◆ **SET PROBLEM**:
Select the lines below containing the word "soil".

◆ **EXTRACTED DATA**:
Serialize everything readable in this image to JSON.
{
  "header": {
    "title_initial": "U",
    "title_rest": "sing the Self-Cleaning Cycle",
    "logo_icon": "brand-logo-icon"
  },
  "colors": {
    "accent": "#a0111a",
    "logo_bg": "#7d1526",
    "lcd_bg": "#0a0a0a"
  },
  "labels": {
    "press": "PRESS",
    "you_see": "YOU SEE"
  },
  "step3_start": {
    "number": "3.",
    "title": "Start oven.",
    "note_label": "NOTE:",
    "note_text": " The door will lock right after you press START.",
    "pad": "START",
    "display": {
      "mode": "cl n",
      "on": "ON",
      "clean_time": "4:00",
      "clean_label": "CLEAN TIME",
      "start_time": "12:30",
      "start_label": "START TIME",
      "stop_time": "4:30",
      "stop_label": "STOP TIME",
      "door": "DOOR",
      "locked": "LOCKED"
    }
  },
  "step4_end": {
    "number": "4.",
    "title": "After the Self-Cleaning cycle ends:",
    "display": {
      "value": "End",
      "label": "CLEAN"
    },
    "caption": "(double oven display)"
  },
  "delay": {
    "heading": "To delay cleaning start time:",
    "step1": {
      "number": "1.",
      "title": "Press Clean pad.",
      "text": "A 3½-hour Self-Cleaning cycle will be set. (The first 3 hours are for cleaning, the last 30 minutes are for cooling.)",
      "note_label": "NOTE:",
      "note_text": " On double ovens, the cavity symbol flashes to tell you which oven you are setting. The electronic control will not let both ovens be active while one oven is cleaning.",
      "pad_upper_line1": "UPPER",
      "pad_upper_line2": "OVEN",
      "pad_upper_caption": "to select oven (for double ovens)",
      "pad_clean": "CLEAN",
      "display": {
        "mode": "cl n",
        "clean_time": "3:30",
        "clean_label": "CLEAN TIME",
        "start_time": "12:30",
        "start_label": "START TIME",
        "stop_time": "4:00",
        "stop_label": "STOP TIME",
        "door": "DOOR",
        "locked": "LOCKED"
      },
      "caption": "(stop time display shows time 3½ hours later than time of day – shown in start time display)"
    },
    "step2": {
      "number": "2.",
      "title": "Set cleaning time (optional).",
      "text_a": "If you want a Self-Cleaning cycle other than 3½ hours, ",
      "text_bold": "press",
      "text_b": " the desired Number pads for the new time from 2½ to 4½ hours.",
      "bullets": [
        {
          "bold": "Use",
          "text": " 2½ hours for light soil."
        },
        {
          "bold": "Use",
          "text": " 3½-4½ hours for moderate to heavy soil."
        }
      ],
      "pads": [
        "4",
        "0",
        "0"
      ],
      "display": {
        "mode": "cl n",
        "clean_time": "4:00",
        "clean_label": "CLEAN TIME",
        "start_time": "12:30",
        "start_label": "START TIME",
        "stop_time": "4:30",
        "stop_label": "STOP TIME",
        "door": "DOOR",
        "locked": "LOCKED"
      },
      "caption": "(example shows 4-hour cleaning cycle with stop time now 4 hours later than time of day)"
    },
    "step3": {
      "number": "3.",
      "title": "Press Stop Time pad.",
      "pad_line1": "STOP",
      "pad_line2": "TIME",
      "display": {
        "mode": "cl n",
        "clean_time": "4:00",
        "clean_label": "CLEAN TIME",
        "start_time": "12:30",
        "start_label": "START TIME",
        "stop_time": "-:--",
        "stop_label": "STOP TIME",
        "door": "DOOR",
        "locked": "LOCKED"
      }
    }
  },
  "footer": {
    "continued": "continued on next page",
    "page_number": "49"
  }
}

◆ **FULL RESPONSE**:
          "text": " 2½ hours for light soil."
          "text": " 3½-4½ hours for moderate to heavy soil."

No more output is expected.